*Your goal*:
Rewrite the rows between the lines holding "mixing-ratio-line [364, 439, 493, 641]" and "isotherm-gridline [90, 37, 548, 495]", inclusive, so that "moist-adiabat" becomes "saturated-adiabat". Leave everything else in those lines as it is.
-------- Material for the task --------
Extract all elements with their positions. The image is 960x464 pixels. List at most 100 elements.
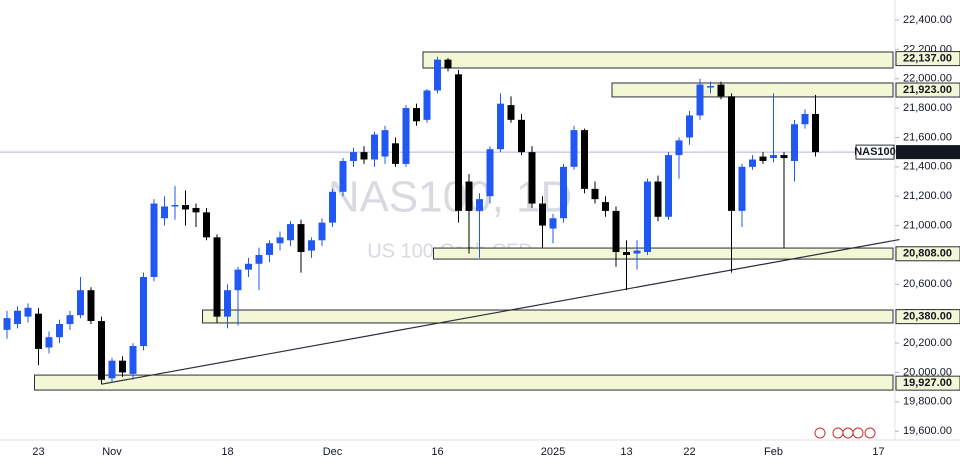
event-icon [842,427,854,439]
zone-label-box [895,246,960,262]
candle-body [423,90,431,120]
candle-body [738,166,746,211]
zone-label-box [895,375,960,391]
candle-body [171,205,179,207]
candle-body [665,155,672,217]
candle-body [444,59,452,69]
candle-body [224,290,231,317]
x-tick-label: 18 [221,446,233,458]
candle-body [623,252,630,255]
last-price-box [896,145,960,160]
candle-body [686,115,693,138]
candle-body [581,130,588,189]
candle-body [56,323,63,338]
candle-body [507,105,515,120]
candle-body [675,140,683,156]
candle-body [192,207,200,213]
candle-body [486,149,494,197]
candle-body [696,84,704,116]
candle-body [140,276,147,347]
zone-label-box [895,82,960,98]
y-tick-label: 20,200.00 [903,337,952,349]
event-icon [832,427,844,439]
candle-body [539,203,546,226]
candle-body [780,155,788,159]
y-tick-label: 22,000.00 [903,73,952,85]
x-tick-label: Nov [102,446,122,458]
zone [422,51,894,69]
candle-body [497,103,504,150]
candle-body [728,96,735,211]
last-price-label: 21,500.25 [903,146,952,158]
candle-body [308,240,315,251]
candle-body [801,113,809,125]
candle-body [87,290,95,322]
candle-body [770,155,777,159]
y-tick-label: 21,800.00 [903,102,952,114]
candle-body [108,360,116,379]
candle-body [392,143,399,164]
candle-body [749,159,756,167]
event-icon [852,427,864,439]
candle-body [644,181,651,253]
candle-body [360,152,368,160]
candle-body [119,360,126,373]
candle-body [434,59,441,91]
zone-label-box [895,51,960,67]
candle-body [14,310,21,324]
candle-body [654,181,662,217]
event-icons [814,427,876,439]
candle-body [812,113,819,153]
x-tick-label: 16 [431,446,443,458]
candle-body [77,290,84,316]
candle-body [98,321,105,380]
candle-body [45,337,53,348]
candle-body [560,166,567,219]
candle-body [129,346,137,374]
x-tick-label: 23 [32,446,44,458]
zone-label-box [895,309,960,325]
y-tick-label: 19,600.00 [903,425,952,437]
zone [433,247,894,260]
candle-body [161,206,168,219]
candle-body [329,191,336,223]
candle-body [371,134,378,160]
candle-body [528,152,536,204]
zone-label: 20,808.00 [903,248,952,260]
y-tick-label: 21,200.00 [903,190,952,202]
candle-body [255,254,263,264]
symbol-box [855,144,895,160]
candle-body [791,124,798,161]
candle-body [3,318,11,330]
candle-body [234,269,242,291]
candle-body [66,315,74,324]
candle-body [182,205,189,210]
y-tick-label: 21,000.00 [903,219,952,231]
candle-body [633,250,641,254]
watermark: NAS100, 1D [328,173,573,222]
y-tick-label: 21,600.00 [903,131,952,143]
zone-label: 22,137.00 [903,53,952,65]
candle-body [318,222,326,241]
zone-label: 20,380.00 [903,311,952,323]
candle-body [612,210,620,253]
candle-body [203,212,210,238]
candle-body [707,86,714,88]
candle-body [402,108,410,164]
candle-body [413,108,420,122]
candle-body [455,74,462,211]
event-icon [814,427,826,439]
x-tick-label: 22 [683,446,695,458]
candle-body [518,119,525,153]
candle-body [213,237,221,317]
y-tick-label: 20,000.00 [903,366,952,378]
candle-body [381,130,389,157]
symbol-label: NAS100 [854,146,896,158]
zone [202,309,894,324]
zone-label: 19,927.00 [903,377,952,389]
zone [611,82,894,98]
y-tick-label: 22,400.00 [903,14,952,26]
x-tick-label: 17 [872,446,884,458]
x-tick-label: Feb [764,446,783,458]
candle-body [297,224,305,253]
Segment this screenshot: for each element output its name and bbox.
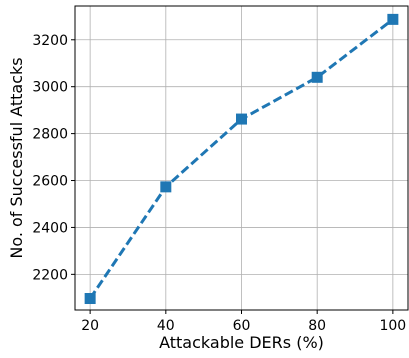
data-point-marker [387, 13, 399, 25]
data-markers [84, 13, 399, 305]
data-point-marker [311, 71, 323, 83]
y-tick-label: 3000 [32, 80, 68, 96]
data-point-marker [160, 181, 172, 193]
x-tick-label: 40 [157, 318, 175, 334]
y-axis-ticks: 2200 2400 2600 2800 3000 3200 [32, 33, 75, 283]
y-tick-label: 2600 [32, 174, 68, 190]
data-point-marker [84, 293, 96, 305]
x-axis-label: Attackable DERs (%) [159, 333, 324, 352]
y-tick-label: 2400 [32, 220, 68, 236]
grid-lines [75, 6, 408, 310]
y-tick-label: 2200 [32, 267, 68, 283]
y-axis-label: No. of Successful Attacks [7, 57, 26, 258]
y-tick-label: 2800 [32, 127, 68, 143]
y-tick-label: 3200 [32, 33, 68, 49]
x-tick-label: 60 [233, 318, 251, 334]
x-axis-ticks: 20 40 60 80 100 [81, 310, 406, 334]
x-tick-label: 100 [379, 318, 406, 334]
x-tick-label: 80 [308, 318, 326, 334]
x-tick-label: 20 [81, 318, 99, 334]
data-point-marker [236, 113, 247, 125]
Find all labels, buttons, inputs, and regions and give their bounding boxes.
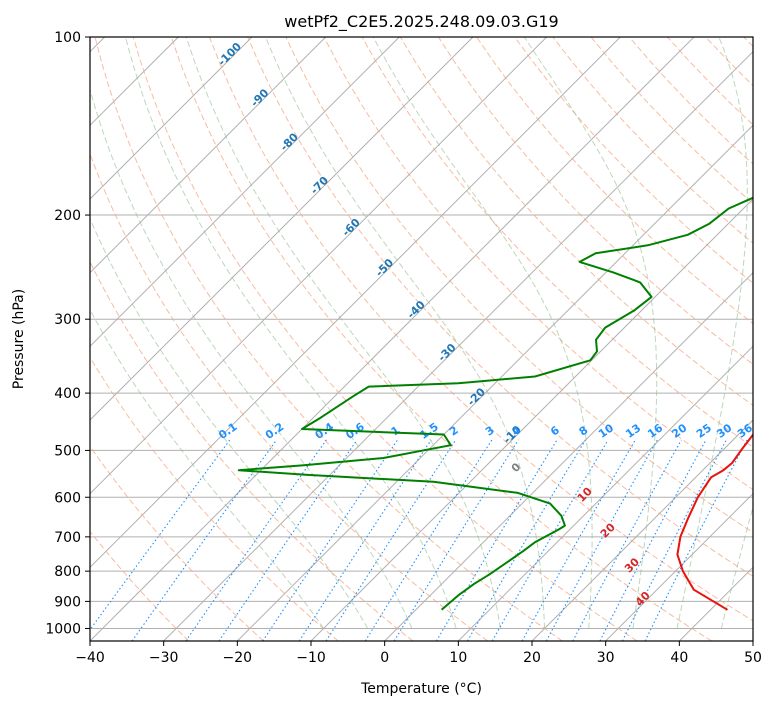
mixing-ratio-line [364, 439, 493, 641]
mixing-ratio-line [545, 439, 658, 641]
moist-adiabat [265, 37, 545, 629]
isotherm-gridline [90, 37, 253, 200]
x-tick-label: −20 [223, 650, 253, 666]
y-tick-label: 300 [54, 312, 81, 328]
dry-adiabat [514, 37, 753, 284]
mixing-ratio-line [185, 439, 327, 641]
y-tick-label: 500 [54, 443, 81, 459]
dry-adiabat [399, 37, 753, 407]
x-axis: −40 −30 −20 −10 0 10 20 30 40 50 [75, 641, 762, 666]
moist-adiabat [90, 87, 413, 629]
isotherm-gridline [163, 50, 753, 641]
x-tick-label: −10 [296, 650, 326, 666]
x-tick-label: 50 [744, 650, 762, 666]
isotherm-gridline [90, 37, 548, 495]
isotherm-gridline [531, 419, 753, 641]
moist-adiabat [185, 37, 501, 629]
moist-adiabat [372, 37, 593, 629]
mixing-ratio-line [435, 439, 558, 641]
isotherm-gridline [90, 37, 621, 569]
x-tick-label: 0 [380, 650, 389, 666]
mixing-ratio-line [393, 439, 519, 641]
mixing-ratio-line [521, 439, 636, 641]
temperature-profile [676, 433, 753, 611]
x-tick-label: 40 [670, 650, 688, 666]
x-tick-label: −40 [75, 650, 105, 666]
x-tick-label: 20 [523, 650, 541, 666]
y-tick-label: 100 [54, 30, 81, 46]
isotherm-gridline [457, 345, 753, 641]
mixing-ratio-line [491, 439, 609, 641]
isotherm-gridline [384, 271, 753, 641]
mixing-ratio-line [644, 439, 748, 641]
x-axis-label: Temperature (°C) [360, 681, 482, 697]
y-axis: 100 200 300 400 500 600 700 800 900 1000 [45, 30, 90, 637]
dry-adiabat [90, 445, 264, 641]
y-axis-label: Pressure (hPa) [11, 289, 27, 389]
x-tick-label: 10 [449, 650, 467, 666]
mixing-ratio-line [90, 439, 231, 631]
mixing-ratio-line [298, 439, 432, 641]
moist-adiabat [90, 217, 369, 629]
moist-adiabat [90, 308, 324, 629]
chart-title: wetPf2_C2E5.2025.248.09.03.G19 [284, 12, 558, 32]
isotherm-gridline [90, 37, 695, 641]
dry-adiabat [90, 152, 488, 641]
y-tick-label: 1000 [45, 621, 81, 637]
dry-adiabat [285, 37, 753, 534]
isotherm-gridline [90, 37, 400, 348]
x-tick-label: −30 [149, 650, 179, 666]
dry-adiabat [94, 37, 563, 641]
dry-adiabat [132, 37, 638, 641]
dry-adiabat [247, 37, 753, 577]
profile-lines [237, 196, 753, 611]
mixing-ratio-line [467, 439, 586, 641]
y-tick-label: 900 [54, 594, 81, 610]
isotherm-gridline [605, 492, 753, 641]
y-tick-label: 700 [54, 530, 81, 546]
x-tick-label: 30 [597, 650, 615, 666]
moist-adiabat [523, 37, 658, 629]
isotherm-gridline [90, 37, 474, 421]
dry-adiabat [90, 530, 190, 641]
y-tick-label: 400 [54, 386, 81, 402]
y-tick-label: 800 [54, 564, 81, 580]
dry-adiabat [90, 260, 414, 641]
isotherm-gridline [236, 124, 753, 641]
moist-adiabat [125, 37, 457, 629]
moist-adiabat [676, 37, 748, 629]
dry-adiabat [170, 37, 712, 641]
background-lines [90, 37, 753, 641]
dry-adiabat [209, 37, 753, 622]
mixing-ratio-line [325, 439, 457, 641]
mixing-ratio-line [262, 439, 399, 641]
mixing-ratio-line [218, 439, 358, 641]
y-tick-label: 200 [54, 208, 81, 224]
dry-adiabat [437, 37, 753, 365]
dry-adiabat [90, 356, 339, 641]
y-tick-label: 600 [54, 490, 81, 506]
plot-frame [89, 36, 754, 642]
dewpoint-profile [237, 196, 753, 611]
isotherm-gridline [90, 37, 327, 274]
--------
-------- Material for the task --------
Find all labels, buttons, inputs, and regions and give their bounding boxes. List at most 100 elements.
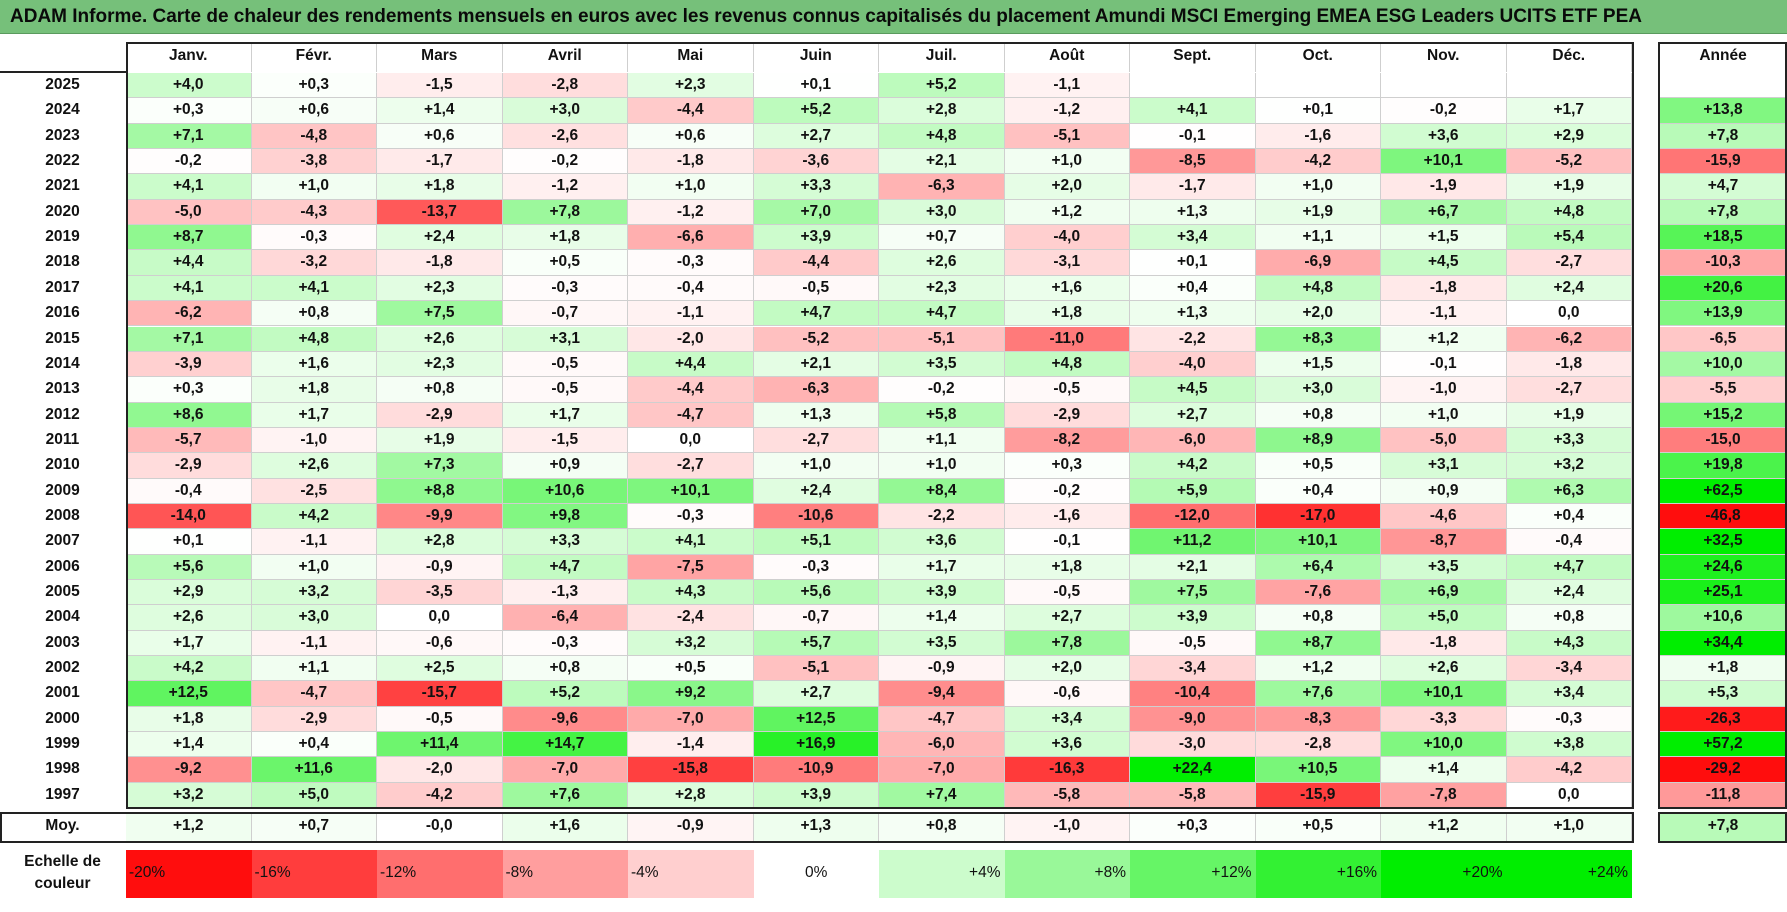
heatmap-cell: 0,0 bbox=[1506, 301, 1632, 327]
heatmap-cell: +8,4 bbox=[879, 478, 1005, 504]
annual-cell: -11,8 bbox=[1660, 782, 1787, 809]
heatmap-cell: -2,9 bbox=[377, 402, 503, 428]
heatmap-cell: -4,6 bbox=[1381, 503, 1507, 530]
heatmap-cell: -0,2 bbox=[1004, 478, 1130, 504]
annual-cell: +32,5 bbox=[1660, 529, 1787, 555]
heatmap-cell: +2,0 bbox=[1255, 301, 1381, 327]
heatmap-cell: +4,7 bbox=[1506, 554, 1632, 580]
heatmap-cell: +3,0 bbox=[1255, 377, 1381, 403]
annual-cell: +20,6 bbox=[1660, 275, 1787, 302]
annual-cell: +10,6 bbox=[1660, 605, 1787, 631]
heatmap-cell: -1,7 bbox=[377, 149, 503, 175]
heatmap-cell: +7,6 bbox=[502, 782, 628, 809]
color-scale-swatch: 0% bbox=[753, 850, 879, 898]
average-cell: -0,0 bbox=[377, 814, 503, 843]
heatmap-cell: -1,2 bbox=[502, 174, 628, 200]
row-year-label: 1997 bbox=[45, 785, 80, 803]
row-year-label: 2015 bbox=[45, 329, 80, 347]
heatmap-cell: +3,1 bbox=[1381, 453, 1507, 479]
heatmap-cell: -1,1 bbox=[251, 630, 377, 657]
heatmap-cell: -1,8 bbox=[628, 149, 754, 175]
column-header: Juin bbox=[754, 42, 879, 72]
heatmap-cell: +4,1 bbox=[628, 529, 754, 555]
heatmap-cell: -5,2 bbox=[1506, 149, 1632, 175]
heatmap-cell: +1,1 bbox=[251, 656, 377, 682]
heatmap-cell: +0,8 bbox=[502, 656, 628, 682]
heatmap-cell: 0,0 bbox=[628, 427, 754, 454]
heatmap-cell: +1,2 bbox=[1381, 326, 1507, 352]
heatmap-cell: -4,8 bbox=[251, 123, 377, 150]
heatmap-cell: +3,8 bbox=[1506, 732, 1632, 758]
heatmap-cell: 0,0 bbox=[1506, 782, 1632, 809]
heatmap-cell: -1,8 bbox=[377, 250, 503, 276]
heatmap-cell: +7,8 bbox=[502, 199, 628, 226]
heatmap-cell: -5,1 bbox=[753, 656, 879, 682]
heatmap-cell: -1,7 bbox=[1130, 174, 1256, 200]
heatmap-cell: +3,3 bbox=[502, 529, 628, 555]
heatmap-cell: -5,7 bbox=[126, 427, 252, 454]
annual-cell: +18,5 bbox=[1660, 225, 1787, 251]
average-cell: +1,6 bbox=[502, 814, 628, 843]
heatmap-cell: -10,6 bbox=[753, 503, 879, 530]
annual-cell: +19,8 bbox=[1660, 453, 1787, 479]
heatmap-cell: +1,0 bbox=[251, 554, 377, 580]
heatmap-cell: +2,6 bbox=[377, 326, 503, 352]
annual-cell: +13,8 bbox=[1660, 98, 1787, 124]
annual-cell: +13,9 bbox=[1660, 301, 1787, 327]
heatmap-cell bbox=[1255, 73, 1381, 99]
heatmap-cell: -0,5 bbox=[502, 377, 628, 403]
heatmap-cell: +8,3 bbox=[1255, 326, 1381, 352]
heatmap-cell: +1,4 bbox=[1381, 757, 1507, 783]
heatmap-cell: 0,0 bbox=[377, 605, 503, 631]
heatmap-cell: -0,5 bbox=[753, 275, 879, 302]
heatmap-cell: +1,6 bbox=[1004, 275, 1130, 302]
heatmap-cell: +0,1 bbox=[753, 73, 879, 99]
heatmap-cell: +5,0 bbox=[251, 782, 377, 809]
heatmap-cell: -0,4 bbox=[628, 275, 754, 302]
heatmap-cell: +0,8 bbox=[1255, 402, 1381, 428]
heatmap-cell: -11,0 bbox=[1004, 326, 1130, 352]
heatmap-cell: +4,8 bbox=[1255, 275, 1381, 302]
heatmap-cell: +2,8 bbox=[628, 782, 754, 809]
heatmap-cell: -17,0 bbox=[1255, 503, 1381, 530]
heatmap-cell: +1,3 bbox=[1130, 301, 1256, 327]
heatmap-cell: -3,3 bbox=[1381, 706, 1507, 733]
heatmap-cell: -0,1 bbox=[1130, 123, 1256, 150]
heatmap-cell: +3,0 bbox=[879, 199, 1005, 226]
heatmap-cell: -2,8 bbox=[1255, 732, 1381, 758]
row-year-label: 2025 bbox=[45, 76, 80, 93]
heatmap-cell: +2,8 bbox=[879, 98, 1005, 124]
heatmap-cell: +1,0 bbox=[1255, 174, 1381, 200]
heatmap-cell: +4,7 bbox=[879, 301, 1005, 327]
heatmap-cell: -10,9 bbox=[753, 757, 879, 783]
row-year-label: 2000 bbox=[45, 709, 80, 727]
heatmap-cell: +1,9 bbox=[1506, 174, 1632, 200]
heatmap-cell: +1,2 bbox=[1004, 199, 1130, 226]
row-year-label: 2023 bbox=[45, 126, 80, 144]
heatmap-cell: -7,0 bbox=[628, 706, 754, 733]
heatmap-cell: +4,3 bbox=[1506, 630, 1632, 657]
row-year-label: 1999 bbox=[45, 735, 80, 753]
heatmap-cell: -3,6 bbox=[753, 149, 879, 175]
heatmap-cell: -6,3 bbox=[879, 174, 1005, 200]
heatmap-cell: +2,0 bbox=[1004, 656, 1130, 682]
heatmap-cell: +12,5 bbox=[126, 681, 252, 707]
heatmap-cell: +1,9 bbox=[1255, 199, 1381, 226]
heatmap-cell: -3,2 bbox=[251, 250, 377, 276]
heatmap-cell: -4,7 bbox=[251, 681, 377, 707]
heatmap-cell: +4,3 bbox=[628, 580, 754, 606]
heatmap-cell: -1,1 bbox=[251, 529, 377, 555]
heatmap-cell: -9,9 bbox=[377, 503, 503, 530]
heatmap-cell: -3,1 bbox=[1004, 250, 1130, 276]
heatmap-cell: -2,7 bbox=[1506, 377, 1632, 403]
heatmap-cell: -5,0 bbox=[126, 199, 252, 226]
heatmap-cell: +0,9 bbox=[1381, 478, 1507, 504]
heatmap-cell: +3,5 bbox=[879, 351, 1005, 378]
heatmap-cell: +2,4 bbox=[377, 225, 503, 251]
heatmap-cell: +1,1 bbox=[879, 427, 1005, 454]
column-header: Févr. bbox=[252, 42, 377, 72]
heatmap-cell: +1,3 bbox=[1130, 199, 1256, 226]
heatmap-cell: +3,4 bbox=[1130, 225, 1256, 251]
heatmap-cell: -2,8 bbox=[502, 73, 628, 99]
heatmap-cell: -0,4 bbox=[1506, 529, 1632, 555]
--------
*Problem solution*:
mixing-ratio-line [364, 439, 493, 641]
mixing-ratio-line [545, 439, 658, 641]
saturated-adiabat [265, 37, 545, 629]
isotherm-gridline [90, 37, 253, 200]
x-tick-label: −20 [223, 650, 253, 666]
y-tick-label: 300 [54, 312, 81, 328]
dry-adiabat [514, 37, 753, 284]
mixing-ratio-line [185, 439, 327, 641]
y-tick-label: 500 [54, 443, 81, 459]
dry-adiabat [399, 37, 753, 407]
x-axis: −40 −30 −20 −10 0 10 20 30 40 50 [75, 641, 762, 666]
saturated-adiabat [90, 87, 413, 629]
isotherm-gridline [163, 50, 753, 641]
x-tick-label: −10 [296, 650, 326, 666]
x-tick-label: 50 [744, 650, 762, 666]
isotherm-gridline [90, 37, 548, 495]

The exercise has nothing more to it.